Data items:
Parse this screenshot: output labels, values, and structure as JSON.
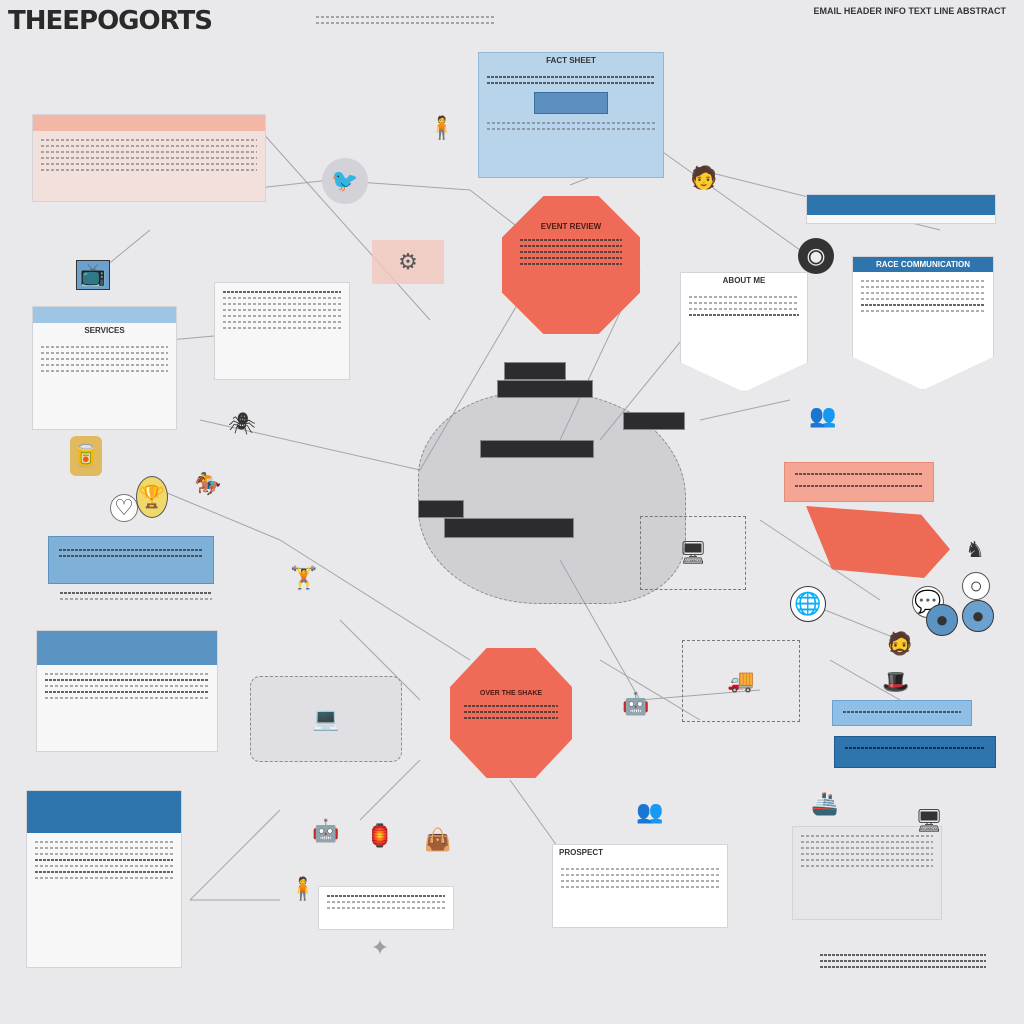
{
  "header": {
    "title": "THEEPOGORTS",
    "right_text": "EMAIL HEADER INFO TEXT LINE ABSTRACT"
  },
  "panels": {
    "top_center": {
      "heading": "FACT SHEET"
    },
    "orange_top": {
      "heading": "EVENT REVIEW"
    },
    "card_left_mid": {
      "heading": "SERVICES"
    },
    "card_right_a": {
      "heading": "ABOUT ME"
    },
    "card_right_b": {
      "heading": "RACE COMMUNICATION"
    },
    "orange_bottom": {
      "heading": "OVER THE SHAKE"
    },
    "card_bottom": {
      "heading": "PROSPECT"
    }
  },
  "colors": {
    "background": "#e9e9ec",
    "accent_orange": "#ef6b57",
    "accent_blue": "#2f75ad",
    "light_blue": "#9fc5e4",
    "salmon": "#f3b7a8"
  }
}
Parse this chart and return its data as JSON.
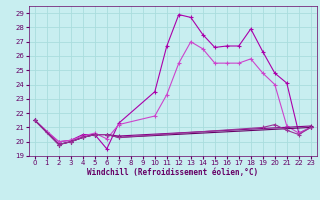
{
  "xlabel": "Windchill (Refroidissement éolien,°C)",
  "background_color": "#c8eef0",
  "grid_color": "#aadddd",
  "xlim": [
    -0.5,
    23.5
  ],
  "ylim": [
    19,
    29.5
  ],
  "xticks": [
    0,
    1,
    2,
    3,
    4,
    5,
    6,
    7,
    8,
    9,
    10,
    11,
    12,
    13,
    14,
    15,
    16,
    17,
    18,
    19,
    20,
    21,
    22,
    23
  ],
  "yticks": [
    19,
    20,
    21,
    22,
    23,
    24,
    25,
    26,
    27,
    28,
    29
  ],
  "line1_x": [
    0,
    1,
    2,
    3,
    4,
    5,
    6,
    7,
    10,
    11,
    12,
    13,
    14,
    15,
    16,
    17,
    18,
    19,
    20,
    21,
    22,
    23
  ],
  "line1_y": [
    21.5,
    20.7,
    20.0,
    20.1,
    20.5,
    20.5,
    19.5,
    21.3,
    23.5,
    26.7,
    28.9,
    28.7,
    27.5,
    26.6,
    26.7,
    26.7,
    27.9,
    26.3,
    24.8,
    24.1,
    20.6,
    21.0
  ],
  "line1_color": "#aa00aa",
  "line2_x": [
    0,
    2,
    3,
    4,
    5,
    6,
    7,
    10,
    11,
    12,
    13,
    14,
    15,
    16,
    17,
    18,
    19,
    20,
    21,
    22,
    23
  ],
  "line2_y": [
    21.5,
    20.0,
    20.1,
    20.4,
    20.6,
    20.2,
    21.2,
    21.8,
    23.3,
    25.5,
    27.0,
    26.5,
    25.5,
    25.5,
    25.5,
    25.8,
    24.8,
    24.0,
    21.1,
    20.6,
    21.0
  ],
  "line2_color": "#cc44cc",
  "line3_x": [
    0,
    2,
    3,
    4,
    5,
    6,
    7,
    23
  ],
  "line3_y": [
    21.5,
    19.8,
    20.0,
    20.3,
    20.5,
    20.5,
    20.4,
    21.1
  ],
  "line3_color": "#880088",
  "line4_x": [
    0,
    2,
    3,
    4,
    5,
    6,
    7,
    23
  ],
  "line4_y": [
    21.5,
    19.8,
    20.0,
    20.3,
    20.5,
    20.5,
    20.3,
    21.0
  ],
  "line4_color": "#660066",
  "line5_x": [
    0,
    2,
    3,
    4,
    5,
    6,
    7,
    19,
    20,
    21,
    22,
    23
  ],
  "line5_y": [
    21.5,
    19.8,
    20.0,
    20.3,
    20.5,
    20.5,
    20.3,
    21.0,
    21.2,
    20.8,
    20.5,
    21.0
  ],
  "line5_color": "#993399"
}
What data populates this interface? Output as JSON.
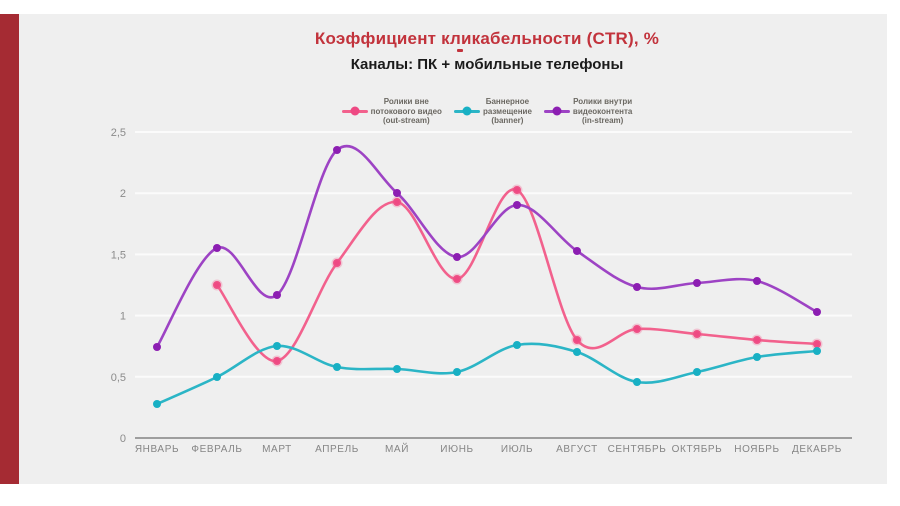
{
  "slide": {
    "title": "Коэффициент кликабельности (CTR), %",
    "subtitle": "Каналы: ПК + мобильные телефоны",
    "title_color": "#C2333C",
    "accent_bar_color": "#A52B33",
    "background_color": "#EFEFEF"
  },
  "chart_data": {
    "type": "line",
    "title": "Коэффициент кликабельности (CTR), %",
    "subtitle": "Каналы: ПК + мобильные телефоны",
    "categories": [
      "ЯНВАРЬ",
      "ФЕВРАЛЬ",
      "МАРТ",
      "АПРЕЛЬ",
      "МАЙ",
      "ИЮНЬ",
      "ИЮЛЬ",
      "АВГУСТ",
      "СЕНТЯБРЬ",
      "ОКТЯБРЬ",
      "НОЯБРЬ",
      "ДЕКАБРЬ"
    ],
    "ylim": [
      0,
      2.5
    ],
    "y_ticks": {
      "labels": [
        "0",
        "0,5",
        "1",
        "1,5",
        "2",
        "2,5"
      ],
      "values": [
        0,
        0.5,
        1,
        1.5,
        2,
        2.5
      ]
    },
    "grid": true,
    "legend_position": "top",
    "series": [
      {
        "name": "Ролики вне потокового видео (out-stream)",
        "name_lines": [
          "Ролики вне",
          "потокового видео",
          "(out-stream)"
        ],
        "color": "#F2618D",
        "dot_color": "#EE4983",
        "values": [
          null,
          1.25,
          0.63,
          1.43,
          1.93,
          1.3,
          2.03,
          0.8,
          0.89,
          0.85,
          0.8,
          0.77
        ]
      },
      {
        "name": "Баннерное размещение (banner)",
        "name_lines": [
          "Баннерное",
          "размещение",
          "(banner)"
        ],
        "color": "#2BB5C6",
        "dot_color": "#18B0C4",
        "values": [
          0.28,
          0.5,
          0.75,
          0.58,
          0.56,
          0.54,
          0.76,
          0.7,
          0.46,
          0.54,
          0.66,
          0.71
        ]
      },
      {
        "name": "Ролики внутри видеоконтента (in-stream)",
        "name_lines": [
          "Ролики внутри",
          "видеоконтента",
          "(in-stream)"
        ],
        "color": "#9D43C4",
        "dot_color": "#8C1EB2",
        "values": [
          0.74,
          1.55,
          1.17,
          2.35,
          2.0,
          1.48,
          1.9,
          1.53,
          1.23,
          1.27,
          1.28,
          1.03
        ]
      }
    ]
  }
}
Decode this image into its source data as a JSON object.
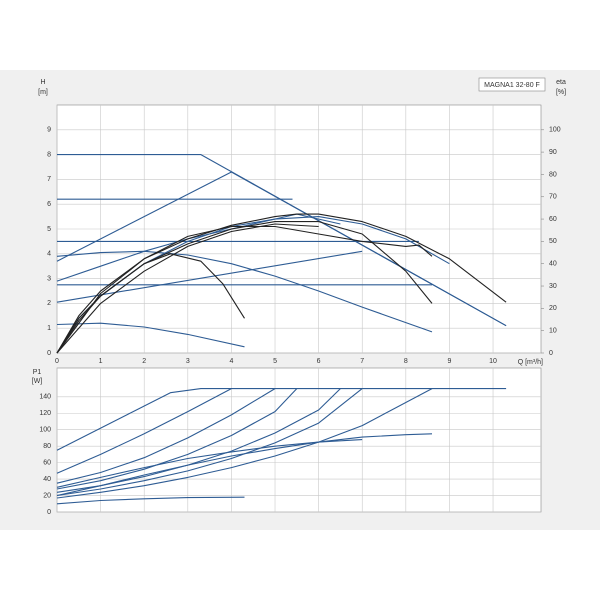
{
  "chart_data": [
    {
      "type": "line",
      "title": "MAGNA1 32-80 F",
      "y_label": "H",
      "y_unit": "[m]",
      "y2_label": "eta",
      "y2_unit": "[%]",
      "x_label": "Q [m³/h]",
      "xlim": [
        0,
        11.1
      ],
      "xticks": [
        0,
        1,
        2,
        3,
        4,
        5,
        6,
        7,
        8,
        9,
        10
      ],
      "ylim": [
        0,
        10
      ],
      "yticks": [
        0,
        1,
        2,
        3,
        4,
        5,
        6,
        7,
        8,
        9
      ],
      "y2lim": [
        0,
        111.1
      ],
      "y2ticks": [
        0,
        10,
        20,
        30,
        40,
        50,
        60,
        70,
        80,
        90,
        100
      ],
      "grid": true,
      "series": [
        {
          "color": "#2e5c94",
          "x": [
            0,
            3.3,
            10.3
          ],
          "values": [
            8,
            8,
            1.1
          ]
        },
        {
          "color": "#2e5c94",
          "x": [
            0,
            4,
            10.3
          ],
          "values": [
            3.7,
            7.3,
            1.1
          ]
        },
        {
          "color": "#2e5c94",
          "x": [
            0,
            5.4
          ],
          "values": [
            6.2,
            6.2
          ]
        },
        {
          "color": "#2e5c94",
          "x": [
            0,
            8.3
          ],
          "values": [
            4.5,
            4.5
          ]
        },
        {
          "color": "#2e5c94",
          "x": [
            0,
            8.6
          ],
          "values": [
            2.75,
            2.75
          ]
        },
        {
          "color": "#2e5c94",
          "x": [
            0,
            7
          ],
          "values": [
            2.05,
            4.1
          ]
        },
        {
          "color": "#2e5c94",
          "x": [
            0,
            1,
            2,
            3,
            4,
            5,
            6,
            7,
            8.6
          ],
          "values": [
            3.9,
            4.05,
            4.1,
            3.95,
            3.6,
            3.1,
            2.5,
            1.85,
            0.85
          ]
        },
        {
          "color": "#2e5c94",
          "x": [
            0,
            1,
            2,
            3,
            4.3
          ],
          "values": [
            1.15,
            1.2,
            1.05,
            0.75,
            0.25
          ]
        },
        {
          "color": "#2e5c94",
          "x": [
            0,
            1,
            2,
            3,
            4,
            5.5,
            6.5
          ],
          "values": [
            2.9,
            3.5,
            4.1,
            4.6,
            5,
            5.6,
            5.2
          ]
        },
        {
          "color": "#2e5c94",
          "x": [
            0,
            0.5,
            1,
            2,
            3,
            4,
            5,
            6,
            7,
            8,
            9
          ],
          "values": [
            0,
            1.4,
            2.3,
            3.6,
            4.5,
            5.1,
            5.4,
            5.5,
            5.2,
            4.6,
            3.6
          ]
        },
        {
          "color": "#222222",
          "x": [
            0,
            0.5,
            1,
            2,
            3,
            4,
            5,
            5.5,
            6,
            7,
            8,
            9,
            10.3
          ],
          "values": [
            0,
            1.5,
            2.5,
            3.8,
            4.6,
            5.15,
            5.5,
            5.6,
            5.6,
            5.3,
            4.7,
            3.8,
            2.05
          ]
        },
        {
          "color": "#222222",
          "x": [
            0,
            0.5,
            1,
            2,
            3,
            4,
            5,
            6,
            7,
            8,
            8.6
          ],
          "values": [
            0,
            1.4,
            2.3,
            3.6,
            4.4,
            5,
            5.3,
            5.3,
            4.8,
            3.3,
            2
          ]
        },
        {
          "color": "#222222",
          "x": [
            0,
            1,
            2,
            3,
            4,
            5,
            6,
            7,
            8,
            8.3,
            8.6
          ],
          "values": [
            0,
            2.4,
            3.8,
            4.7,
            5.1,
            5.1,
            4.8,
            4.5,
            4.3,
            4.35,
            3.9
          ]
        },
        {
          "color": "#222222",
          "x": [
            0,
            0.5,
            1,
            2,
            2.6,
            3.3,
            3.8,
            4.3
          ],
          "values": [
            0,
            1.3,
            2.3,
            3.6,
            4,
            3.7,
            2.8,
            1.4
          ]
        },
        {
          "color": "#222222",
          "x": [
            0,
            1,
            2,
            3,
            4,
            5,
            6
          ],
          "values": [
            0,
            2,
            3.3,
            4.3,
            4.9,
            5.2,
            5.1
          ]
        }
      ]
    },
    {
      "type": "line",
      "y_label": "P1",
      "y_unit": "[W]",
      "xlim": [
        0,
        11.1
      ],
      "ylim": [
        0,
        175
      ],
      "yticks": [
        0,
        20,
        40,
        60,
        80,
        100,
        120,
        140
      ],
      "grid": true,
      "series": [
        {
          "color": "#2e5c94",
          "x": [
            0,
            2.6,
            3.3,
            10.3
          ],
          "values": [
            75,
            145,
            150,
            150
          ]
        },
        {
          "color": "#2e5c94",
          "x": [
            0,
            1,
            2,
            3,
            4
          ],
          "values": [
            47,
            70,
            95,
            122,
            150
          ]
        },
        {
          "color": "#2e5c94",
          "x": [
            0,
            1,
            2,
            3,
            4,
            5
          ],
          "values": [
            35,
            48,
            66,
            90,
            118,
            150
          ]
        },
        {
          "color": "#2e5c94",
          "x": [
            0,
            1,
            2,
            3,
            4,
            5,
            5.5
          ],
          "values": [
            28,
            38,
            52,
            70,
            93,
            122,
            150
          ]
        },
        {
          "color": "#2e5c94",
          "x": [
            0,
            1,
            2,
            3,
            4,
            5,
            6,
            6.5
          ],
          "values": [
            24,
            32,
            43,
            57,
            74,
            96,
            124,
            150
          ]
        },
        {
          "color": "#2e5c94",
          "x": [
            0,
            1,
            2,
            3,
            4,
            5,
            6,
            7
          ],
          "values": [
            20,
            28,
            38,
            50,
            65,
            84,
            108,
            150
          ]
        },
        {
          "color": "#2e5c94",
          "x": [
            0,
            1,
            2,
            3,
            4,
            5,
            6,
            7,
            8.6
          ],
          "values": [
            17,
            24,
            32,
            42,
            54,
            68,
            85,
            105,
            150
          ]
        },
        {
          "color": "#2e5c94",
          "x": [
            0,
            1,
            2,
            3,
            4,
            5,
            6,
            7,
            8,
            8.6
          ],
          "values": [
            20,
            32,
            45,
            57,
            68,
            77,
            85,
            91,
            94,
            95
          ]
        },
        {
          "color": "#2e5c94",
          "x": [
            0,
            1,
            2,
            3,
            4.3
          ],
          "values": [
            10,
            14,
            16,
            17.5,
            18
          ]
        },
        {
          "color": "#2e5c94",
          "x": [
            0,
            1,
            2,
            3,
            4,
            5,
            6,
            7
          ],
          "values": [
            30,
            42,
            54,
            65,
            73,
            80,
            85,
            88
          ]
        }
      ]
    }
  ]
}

■ **REQUIREMENTS**
Pull every line holding "размещение" out of the records.

■ **COMPLETED TASK**
        "name": "Баннерное размещение (banner)",
          "размещение",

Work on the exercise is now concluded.